Stated goal - Your task is to extract every entry that follows word for word while excluding the pictures.

Record set -

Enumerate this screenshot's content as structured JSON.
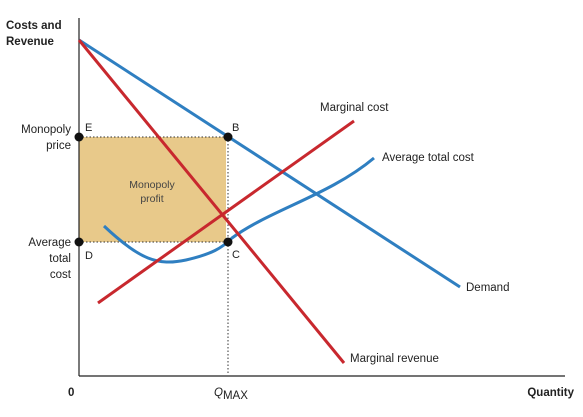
{
  "axes": {
    "y_label_line1": "Costs and",
    "y_label_line2": "Revenue",
    "x_label": "Quantity",
    "origin": "0",
    "qmax_main": "Q",
    "qmax_sub": "MAX",
    "monopoly_price_line1": "Monopoly",
    "monopoly_price_line2": "price",
    "atc_line1": "Average",
    "atc_line2": "total",
    "atc_line3": "cost"
  },
  "points": {
    "e": "E",
    "b": "B",
    "d": "D",
    "c": "C"
  },
  "region": {
    "label_line1": "Monopoly",
    "label_line2": "profit",
    "fill_color": "#e8c98a"
  },
  "curves": {
    "marginal_cost": {
      "label": "Marginal cost",
      "color": "#c8282e"
    },
    "average_total_cost": {
      "label": "Average total cost",
      "color": "#2f7fc1"
    },
    "demand": {
      "label": "Demand",
      "color": "#2f7fc1"
    },
    "marginal_revenue": {
      "label": "Marginal revenue",
      "color": "#c8282e"
    }
  }
}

Result for this exercise -
Enumerate this screenshot's content as structured JSON.
{
  "axes": {
    "y_label_line1": "Costs and",
    "y_label_line2": "Revenue",
    "x_label": "Quantity",
    "origin": "0",
    "qmax_main": "Q",
    "qmax_sub": "MAX",
    "monopoly_price_line1": "Monopoly",
    "monopoly_price_line2": "price",
    "atc_line1": "Average",
    "atc_line2": "total",
    "atc_line3": "cost"
  },
  "points": {
    "e": "E",
    "b": "B",
    "d": "D",
    "c": "C"
  },
  "region": {
    "label_line1": "Monopoly",
    "label_line2": "profit",
    "fill_color": "#e8c98a"
  },
  "curves": {
    "marginal_cost": {
      "label": "Marginal cost",
      "color": "#c8282e"
    },
    "average_total_cost": {
      "label": "Average total cost",
      "color": "#2f7fc1"
    },
    "demand": {
      "label": "Demand",
      "color": "#2f7fc1"
    },
    "marginal_revenue": {
      "label": "Marginal revenue",
      "color": "#c8282e"
    }
  }
}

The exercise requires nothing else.